> EXERCISE AIM
List all lines of the data containing the word "tint".
---- RECORDS PROVIDED
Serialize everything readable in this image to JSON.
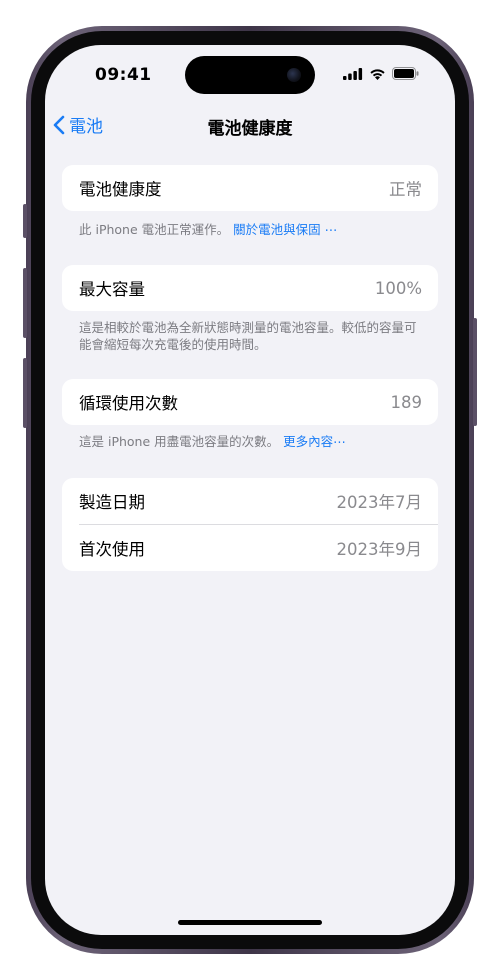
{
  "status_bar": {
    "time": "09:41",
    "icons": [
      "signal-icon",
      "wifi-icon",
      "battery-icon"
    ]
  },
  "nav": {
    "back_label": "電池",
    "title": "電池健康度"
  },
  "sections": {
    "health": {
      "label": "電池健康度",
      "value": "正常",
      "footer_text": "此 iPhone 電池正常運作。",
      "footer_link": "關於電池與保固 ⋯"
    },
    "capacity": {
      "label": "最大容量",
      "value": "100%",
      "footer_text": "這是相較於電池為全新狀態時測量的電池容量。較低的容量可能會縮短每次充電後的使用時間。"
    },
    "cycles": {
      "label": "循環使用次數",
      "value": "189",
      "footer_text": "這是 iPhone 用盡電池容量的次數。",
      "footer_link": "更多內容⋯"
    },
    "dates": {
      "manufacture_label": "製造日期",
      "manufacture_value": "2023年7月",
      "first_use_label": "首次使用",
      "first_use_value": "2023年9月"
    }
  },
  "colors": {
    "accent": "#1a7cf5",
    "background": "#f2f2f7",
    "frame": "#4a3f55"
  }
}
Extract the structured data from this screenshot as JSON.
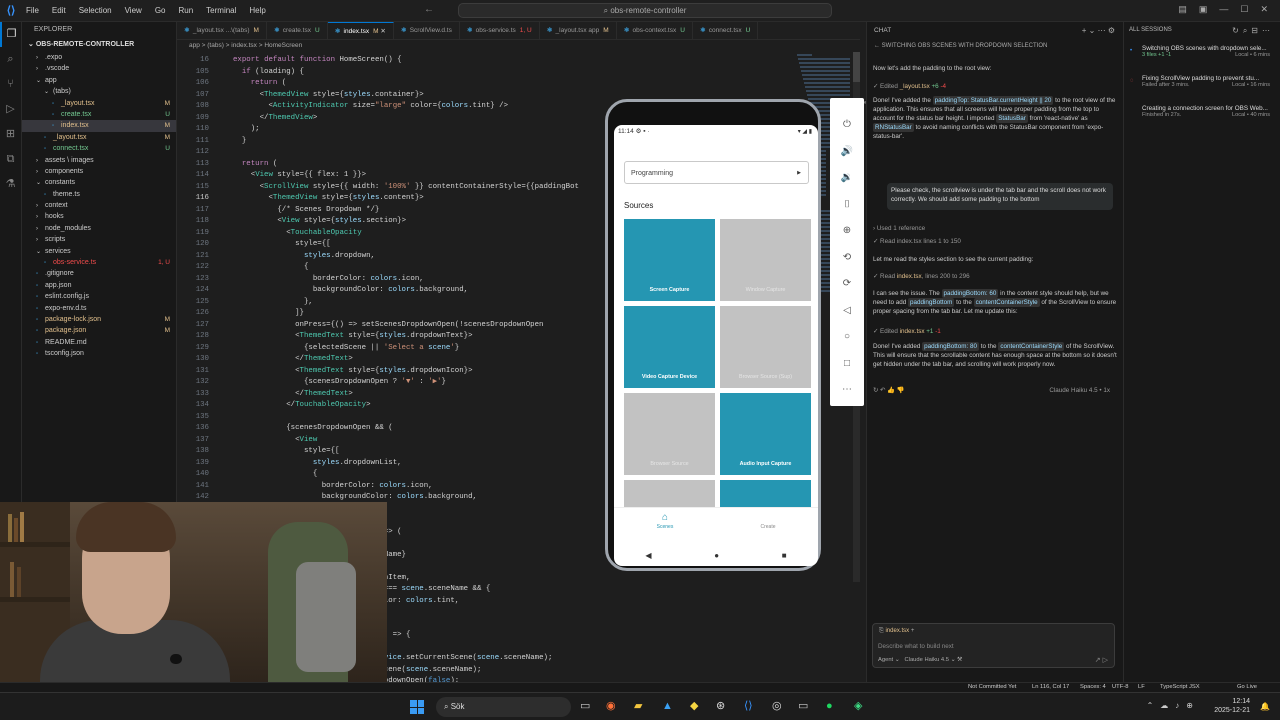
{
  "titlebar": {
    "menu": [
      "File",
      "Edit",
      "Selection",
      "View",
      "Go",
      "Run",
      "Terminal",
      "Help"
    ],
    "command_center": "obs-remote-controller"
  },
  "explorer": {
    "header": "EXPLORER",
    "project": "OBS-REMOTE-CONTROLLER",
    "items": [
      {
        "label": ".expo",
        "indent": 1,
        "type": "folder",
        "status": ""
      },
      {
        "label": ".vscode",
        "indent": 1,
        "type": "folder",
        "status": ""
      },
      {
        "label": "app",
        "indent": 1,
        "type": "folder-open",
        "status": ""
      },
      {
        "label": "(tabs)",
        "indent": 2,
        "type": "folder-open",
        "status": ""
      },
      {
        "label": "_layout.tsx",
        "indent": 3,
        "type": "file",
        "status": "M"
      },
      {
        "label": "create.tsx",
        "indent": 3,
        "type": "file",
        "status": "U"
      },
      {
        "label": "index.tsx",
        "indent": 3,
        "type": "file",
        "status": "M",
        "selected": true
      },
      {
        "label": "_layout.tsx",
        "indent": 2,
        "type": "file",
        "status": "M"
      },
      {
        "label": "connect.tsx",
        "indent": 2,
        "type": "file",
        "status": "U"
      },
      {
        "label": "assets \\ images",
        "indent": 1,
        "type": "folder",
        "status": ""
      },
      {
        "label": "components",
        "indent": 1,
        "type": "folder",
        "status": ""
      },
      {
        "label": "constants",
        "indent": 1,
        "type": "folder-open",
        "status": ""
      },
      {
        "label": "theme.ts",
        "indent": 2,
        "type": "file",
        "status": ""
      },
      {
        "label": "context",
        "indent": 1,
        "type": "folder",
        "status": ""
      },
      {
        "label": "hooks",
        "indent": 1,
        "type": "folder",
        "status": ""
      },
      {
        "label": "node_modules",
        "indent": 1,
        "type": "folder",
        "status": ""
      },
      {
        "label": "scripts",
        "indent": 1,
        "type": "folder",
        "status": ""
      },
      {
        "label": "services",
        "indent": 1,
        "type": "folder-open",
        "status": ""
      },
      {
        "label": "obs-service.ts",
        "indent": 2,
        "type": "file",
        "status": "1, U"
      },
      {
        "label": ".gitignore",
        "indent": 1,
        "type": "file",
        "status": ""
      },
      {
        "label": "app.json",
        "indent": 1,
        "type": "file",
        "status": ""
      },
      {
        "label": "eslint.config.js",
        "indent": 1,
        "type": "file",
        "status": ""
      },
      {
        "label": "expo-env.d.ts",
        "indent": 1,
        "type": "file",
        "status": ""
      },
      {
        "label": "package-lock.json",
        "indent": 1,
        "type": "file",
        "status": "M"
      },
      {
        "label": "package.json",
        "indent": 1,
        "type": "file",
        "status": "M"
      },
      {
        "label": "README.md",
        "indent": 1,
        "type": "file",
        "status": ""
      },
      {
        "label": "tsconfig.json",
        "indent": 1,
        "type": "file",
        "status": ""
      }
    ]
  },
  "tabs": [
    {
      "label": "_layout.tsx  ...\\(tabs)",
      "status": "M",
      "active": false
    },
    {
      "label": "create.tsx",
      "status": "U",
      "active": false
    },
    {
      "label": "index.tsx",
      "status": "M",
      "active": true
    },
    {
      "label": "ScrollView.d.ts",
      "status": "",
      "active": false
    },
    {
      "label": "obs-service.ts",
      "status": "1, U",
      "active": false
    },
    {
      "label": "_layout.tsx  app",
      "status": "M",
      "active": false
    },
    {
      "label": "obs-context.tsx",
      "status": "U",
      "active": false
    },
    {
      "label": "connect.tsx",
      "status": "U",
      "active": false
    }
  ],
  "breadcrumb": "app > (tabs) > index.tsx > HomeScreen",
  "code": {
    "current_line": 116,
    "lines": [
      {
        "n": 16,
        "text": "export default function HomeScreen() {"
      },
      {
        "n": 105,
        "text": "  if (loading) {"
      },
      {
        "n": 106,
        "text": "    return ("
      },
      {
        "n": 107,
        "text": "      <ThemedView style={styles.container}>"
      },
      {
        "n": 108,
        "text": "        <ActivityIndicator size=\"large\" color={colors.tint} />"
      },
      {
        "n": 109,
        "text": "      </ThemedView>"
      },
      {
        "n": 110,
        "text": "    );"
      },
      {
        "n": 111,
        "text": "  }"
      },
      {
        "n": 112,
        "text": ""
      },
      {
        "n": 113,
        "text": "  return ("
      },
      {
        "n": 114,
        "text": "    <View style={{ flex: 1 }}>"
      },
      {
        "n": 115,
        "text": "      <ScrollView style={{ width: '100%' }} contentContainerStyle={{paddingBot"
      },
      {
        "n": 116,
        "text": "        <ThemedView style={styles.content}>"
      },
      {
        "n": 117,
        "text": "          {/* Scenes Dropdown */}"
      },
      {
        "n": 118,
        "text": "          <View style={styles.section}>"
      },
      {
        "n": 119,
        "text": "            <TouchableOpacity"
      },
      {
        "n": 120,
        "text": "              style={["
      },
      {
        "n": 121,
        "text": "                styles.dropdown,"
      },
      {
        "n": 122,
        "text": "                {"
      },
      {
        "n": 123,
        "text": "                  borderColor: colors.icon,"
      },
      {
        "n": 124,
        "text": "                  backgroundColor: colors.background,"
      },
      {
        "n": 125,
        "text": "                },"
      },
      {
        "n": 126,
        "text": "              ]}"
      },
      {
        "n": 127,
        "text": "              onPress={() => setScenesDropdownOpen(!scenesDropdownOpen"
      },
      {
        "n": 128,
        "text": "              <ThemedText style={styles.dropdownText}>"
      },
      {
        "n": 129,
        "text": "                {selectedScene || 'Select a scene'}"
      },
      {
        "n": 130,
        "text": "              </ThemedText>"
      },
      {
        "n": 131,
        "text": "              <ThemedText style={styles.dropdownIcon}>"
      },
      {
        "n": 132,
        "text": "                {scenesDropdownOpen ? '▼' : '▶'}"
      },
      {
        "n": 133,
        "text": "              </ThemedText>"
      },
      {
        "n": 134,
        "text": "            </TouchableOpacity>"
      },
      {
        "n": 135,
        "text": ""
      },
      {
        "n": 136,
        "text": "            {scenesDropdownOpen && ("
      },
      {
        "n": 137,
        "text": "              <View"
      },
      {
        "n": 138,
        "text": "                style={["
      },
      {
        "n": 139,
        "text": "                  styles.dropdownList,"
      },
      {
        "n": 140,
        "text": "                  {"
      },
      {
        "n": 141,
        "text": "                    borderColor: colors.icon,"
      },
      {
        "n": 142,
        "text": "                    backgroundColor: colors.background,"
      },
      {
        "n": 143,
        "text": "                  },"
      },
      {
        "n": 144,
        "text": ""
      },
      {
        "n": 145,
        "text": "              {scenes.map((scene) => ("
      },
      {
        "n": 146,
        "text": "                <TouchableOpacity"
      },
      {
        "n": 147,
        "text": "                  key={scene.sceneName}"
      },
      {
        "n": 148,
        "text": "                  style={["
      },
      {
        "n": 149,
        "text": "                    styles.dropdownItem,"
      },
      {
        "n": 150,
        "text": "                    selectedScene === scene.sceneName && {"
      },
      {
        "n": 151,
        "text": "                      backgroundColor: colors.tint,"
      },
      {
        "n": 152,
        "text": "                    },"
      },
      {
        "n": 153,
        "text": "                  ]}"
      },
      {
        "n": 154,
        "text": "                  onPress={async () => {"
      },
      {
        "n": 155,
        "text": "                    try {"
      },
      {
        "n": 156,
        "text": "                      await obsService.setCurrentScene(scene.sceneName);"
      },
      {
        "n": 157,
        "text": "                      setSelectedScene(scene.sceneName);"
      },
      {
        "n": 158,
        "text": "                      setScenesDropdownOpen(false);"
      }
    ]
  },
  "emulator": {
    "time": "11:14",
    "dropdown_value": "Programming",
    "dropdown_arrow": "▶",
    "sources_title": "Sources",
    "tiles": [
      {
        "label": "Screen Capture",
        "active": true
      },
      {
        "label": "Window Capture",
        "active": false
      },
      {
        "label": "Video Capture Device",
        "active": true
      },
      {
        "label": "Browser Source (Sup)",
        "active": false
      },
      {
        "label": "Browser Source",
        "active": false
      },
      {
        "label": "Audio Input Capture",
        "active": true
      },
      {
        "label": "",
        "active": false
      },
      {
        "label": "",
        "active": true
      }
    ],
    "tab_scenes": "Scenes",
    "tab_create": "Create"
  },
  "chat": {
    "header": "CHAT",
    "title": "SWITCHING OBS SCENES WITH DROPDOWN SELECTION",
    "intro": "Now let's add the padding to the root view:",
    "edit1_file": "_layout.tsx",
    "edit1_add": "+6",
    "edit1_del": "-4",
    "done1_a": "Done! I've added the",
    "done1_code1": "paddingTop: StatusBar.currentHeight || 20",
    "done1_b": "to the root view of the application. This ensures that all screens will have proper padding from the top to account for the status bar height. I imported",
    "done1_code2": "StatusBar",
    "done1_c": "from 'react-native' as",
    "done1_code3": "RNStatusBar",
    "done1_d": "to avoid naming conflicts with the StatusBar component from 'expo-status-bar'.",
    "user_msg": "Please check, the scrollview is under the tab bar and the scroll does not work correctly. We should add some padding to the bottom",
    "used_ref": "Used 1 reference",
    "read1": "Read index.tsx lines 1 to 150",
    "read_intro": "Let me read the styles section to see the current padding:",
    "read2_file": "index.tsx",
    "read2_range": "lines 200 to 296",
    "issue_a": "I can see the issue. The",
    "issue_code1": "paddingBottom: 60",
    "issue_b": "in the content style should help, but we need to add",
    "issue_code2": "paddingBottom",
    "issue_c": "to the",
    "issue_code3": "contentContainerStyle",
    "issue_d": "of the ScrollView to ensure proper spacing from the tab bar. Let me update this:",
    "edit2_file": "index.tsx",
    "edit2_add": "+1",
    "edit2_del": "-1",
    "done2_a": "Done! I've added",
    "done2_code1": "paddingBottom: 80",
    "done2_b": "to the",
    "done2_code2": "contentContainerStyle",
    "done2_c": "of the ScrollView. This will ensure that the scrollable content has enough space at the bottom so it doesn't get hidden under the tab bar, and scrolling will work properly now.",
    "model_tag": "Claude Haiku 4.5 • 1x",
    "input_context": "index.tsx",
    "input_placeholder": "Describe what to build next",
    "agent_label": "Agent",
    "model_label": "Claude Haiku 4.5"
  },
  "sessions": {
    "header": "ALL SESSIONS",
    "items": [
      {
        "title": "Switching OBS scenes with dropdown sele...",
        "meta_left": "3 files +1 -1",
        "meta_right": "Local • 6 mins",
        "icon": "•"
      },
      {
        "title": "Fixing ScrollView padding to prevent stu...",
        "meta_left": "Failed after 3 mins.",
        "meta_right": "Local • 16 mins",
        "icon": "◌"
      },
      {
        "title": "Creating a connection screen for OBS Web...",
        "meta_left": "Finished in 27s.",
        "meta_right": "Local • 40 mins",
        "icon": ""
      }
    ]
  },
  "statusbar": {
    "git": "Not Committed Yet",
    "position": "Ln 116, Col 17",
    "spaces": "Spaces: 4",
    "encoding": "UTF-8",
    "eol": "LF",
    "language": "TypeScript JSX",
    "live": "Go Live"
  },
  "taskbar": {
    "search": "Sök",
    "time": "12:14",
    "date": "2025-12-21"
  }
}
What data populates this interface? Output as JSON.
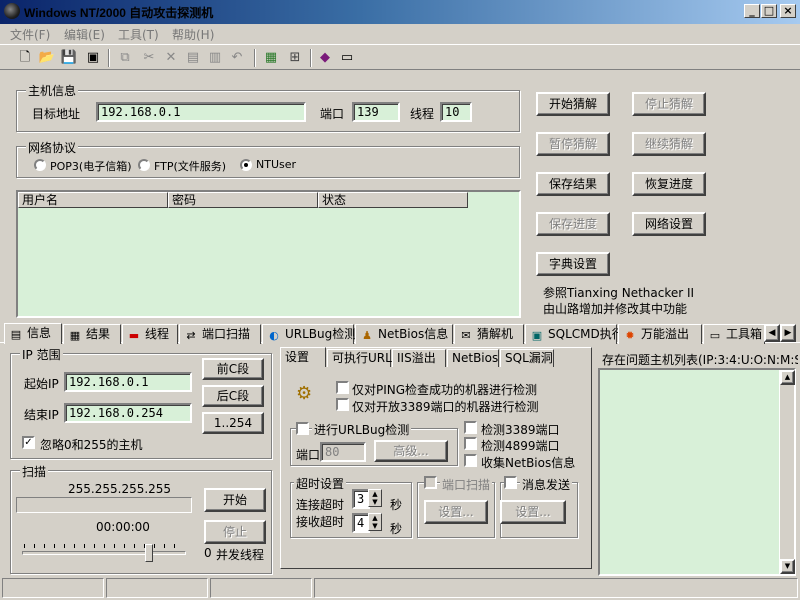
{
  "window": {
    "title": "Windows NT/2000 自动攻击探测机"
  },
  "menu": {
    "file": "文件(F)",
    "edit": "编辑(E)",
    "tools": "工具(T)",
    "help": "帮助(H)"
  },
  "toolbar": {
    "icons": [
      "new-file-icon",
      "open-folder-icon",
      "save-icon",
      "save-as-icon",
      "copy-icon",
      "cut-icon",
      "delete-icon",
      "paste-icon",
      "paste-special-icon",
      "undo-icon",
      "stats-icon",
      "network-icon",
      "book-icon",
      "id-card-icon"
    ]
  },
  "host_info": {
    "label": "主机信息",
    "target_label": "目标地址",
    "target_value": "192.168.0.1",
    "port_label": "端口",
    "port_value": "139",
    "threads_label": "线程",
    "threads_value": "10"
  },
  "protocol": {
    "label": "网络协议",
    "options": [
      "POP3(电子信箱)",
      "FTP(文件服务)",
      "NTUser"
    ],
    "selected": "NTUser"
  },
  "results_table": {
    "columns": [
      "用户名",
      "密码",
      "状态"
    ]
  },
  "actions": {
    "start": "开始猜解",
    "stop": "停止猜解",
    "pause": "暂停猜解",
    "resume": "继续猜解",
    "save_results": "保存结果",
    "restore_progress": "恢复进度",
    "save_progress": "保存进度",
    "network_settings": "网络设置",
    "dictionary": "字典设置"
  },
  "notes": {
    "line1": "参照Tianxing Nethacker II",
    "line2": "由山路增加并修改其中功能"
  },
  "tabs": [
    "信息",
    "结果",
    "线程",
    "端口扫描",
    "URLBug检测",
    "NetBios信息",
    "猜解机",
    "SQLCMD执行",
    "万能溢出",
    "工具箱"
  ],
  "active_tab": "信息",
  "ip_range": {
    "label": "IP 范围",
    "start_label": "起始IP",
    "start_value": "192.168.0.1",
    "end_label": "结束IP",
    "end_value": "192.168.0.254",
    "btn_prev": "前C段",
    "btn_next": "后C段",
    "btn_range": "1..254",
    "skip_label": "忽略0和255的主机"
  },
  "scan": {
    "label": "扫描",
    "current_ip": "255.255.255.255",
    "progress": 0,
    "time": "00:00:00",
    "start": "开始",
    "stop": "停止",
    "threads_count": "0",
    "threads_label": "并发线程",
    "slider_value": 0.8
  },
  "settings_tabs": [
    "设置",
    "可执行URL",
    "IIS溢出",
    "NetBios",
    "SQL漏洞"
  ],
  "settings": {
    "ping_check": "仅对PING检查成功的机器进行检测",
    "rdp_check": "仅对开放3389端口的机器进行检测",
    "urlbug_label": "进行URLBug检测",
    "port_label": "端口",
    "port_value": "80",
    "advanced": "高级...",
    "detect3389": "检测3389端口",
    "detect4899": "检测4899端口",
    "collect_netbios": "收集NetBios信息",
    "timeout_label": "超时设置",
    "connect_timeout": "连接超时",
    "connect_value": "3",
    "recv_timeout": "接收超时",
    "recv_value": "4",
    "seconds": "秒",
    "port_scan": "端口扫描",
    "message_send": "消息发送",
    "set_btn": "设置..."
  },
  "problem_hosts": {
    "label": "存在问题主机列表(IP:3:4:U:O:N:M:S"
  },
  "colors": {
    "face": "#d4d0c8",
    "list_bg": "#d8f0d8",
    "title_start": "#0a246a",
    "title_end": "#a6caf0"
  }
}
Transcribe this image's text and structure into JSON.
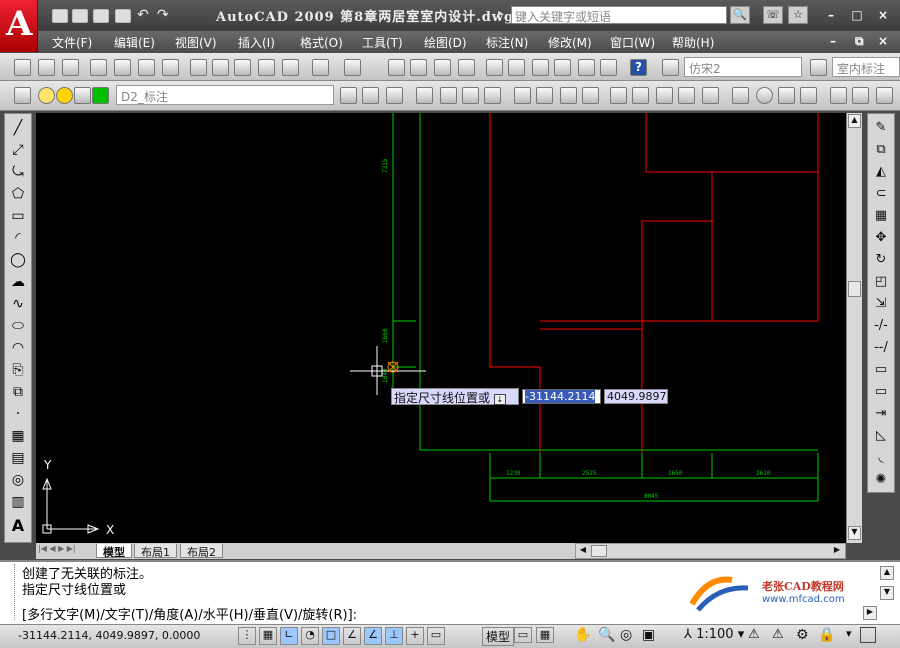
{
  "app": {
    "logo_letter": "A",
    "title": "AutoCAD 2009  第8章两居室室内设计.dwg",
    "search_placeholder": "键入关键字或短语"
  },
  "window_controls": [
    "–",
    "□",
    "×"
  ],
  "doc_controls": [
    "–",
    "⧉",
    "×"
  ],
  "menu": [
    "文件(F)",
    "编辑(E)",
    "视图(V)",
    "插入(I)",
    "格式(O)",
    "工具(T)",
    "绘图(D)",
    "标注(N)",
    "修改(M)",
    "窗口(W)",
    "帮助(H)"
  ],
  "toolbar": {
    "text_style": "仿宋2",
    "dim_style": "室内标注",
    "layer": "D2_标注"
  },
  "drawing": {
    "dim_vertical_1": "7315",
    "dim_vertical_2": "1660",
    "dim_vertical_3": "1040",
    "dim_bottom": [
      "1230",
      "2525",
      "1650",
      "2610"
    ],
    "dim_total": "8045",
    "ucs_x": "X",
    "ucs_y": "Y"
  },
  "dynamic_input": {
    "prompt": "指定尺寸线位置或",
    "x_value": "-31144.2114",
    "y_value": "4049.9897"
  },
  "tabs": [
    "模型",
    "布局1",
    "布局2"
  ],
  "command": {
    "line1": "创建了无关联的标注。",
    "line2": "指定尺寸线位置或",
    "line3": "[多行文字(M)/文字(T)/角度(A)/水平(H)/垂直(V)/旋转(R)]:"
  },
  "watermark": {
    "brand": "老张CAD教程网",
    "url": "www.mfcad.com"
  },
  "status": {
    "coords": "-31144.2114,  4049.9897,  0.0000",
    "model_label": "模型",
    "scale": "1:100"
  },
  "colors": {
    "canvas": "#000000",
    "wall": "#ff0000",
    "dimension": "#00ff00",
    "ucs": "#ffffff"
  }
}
--------
> RESULT BELOW
        "text": "        <ActivityIndicator size=\"large\" color={colors.tint} />"
        "text": "                      backgroundColor: colors.tint,"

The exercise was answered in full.